- **Требования к заданиям**
- 1) Изложите отрывок о круге мысли и поиске полноты в двух предложениях.
- 2) Определите, согласуются ли с отрывком о круге мысли и поиске полноты утверждения (a), (b) и (c). Для каждого ответьте «да» или «нет» и приведите точную цитату, которая это решает.
(a) Из совершенной реальности, которую описывает богиня, есть выход.
(b) В реальности причина и объект восприятия совпадают.
(c) Чем усерднее мы строим планы на будущее, тем ближе к нам реализация.
- 3) Продолжите отрывок о круге мысли и поиске полноты, начиная сразу после его последнего предложения.

- **Приведённый отрывок**
........

Сама мысль — это круг. И, окружая свой окончательный рассказ
об этом с обеих сторон образами круговых связей, богиня не только
подчеркивает его совершенную кругообразность. Она показывает это
в том числе и своими собственными словами — полнота в полноте, круг,
крепко удержанный внутри круга, оковы внутри оков, совершенство,
окруженное совершенством.
И из этой совершенной реальности, которую она описывает, нет
выхода.

21

В реальности, причина и объект восприятия — одно и то же. Они
таковы, потому что существует только бытие. И все же, в нашем
сознании, они никогда не бывают такими.
Нас постоянно бомбардируют мысли и образы. Все, что мы видим
или слышим, каждая идея, которая приходит нам в голову, отправляет
нас в лабиринт мыслей о прошлом и будущем. Вся наша жизнь —
это бессвязная и непрерывная картина шатания от одного импульса
к другому, постоянной борьбы за полноту, которую никому не удается
найти. Мы пытаемся обнаружить её, строя планы, которые приведут
к реализации в каком-то будущем; но чем больше мы прикладываем
усилий, тем дальше реализация от нас.

........

- **Перечень записей**
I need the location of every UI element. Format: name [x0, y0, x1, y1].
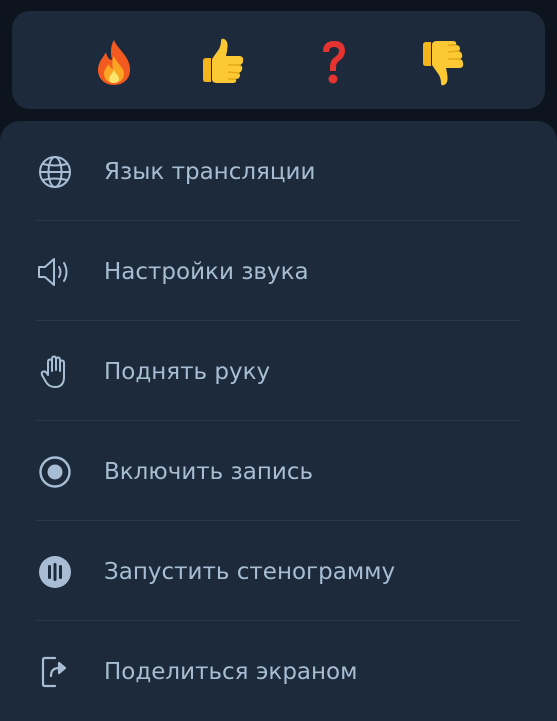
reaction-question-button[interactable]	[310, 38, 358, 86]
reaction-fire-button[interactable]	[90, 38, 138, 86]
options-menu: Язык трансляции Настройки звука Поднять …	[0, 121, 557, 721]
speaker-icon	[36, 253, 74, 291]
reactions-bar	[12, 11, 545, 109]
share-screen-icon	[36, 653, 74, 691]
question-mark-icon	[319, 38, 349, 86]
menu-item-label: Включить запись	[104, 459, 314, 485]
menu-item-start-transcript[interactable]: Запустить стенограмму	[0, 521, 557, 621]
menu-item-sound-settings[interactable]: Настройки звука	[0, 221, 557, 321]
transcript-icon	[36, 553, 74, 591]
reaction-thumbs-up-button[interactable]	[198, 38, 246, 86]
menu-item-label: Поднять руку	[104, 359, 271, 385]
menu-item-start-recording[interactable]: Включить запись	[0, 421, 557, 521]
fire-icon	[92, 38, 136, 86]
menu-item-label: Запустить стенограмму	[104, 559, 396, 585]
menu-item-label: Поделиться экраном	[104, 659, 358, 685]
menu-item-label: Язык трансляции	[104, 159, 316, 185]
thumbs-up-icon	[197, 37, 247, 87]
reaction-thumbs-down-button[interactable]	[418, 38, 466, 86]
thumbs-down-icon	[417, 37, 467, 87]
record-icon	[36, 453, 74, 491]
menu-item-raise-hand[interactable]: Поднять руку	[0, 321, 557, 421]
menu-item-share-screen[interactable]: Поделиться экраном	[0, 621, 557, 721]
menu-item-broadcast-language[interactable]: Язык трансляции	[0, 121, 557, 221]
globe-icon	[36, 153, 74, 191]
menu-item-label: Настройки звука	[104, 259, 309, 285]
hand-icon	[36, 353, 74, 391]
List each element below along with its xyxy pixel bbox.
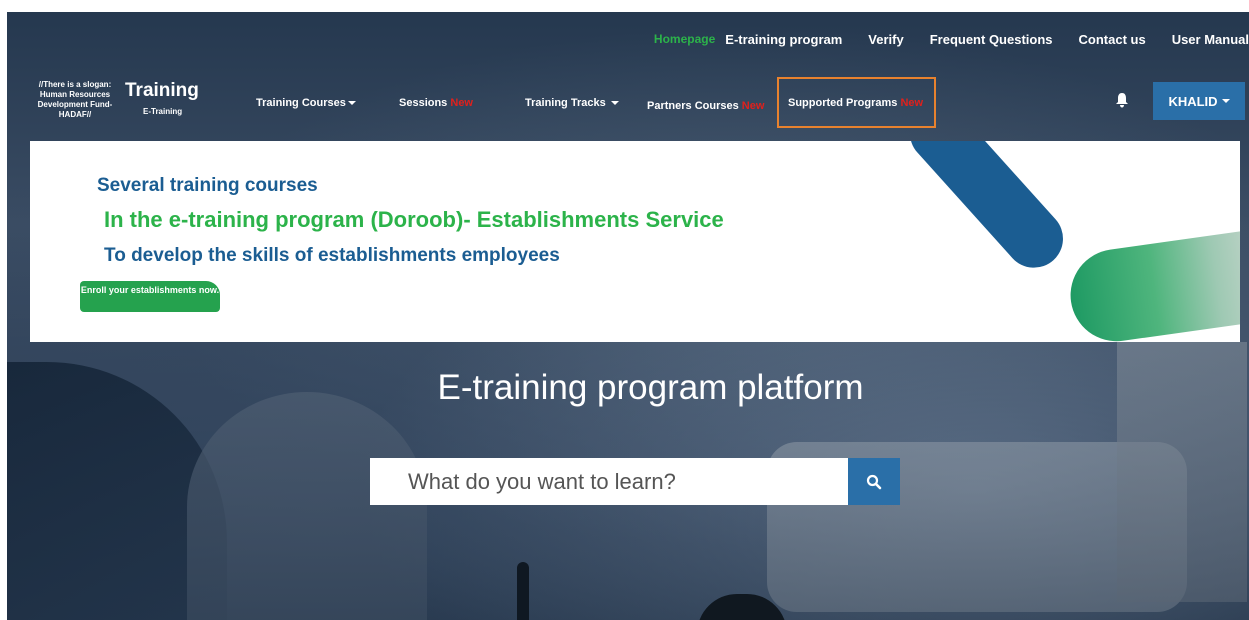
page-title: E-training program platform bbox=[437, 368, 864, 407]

........

- **Ответы по заданиям**
- 1) Мысль представлена как круг: богиня окружает свой окончательный рассказ образами круговых связей и собственными словами показывает его совершенную кругообразность, а из описанной ею реальности нет выхода. В реальности причина и объект восприятия — одно и то же, поскольку существует только бытие, но в нашем сознании мысли и образы уводят нас в лабиринт прошлого и будущего, и чем больше усилий мы прикладываем, тем дальше от нас реализация.

- 2)
(a) Нет: «И из этой совершенной реальности, которую она описывает, нет выхода».
(b) Да: «В реальности, причина и объект восприятия — одно и то же».
(c) Нет: «чем больше мы прикладываем усилий, тем дальше реализация от нас».

- 3)
Ибо единственно возможная полнота существует сейчас.
Настоящая полнота — это кошмар. Если нам когда-нибудь повезет
или не повезет настолько, чтобы прикоснуться к ней на мгновение,
она никогда не перестанет преследовать нас. Более ничего и никогда не
будет для нас достаточно. Мы можем вечно блуждать взад и вперед,
пытаясь пережить это заново; но даже наши бесконечные блуждания
по кругу — это лишь пародия, насмешка над кругом, потому что мы
понятия не имеем, как соединить начало с концом.
С богиней все происходит совсем иначе. Естественно, всё происходит
иначе, потому что она — богиня.
Ее слова произнесены не из беспокойства и поиска, а из полноты.
И вот почему они продолжают быть настолько сверхъестественно
притягательны: потому что мы жаждем этой полноты, даже продолжая
пытаться анализировать её, разрывать её на части. её осознание само
по себе является полным. Она начинает с бытия и заканчивается
именно там, где она начала — в бытии во всем его совершенстве
и завершенности.
И именно так все и должно быть, потому что на самом деле мы никогда не узнаем большего, и ничего не откроем спустя некоторое время.
Все уже присутствует в начале.
Реальность совершенна, полна. Но мы теряемся в её совершенстве,
пойманы в ловушку её полноты, воображая, что мы свободны. И мы
ничего не можем сделать, чтобы изменить её — сделать её менее совершенной или более совершенной — кроме как принять одно решение.
Единственный выбор, который у нас есть, наша единственная реальная
свобода, — это решить, участвовать ли в ней сознательно или быть в её
власти; позволить завершить круг, проходящий через наше осознание
или просто быть потерянным внутри него.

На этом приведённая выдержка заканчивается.